Write out all of the entries exactly, please.

**Records shown**
"""
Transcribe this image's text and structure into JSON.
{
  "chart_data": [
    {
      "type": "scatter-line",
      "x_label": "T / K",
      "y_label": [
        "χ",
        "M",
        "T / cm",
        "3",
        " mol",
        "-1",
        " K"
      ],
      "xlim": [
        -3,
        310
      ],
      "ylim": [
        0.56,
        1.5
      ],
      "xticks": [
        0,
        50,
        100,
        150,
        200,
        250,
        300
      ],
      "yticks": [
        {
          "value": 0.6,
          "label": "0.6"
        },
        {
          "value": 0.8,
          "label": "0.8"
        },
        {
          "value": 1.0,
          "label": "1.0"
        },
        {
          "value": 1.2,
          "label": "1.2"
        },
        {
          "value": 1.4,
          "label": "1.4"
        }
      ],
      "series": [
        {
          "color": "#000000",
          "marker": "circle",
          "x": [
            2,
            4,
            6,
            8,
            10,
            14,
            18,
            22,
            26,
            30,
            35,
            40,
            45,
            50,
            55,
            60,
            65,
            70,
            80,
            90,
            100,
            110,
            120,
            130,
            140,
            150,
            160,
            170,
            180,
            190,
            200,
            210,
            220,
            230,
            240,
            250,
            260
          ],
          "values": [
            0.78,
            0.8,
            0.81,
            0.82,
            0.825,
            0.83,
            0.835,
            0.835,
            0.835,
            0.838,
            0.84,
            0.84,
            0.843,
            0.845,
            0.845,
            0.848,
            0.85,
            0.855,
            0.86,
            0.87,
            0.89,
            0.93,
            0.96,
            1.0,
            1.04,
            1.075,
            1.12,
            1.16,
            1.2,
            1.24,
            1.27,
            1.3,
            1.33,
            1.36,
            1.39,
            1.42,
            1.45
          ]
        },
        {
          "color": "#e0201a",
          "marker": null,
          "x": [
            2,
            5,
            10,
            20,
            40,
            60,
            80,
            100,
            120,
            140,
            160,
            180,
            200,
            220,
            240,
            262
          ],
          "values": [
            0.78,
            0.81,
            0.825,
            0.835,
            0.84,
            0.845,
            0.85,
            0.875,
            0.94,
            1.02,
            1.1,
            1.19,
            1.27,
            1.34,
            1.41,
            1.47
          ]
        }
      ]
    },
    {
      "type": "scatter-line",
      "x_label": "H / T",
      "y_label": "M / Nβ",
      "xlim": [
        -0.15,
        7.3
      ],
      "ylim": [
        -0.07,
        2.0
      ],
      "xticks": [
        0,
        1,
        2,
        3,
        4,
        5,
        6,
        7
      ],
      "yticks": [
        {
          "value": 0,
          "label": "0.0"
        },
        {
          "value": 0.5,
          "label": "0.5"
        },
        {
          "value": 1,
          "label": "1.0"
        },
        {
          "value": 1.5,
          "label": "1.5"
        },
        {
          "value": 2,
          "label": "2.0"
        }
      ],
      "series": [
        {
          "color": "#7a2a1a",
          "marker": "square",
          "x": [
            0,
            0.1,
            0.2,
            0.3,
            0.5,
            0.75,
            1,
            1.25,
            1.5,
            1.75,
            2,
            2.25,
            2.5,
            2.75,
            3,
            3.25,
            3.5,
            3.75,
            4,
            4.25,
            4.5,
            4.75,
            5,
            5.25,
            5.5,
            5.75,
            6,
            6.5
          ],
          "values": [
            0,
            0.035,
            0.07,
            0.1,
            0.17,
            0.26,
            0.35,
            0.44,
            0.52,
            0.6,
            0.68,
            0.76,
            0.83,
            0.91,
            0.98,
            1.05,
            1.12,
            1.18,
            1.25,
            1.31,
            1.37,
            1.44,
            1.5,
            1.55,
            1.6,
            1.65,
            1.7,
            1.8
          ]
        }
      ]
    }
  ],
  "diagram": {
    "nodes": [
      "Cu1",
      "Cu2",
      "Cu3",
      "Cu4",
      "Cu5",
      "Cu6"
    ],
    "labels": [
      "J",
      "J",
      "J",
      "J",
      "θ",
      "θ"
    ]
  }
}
"""
**Task output**
Transcribe this image's text and structure into JSON.
{
  "chart_data": [
    {
      "type": "scatter-line",
      "x_label": "T / K",
      "y_label": [
        "χ",
        "M",
        "T / cm",
        "3",
        " mol",
        "-1",
        " K"
      ],
      "xlim": [
        -3,
        310
      ],
      "ylim": [
        0.56,
        1.5
      ],
      "xticks": [
        0,
        50,
        100,
        150,
        200,
        250,
        300
      ],
      "yticks": [
        {
          "value": 0.6,
          "label": "0.6"
        },
        {
          "value": 0.8,
          "label": "0.8"
        },
        {
          "value": 1.0,
          "label": "1.0"
        },
        {
          "value": 1.2,
          "label": "1.2"
        },
        {
          "value": 1.4,
          "label": "1.4"
        }
      ],
      "series": [
        {
          "color": "#000000",
          "marker": "circle",
          "x": [
            2,
            4,
            6,
            8,
            10,
            14,
            18,
            22,
            26,
            30,
            35,
            40,
            45,
            50,
            55,
            60,
            65,
            70,
            80,
            90,
            100,
            110,
            120,
            130,
            140,
            150,
            160,
            170,
            180,
            190,
            200,
            210,
            220,
            230,
            240,
            250,
            260
          ],
          "values": [
            0.78,
            0.8,
            0.81,
            0.82,
            0.825,
            0.83,
            0.835,
            0.835,
            0.835,
            0.838,
            0.84,
            0.84,
            0.843,
            0.845,
            0.845,
            0.848,
            0.85,
            0.855,
            0.86,
            0.87,
            0.89,
            0.93,
            0.96,
            1.0,
            1.04,
            1.075,
            1.12,
            1.16,
            1.2,
            1.24,
            1.27,
            1.3,
            1.33,
            1.36,
            1.39,
            1.42,
            1.45
          ]
        },
        {
          "color": "#e0201a",
          "marker": null,
          "x": [
            2,
            5,
            10,
            20,
            40,
            60,
            80,
            100,
            120,
            140,
            160,
            180,
            200,
            220,
            240,
            262
          ],
          "values": [
            0.78,
            0.81,
            0.825,
            0.835,
            0.84,
            0.845,
            0.85,
            0.875,
            0.94,
            1.02,
            1.1,
            1.19,
            1.27,
            1.34,
            1.41,
            1.47
          ]
        }
      ]
    },
    {
      "type": "scatter-line",
      "x_label": "H / T",
      "y_label": "M / Nβ",
      "xlim": [
        -0.15,
        7.3
      ],
      "ylim": [
        -0.07,
        2.0
      ],
      "xticks": [
        0,
        1,
        2,
        3,
        4,
        5,
        6,
        7
      ],
      "yticks": [
        {
          "value": 0,
          "label": "0.0"
        },
        {
          "value": 0.5,
          "label": "0.5"
        },
        {
          "value": 1,
          "label": "1.0"
        },
        {
          "value": 1.5,
          "label": "1.5"
        },
        {
          "value": 2,
          "label": "2.0"
        }
      ],
      "series": [
        {
          "color": "#7a2a1a",
          "marker": "square",
          "x": [
            0,
            0.1,
            0.2,
            0.3,
            0.5,
            0.75,
            1,
            1.25,
            1.5,
            1.75,
            2,
            2.25,
            2.5,
            2.75,
            3,
            3.25,
            3.5,
            3.75,
            4,
            4.25,
            4.5,
            4.75,
            5,
            5.25,
            5.5,
            5.75,
            6,
            6.5
          ],
          "values": [
            0,
            0.035,
            0.07,
            0.1,
            0.17,
            0.26,
            0.35,
            0.44,
            0.52,
            0.6,
            0.68,
            0.76,
            0.83,
            0.91,
            0.98,
            1.05,
            1.12,
            1.18,
            1.25,
            1.31,
            1.37,
            1.44,
            1.5,
            1.55,
            1.6,
            1.65,
            1.7,
            1.8
          ]
        }
      ]
    }
  ],
  "diagram": {
    "nodes": [
      "Cu1",
      "Cu2",
      "Cu3",
      "Cu4",
      "Cu5",
      "Cu6"
    ],
    "labels": [
      "J",
      "J",
      "J",
      "J",
      "θ",
      "θ"
    ]
  }
}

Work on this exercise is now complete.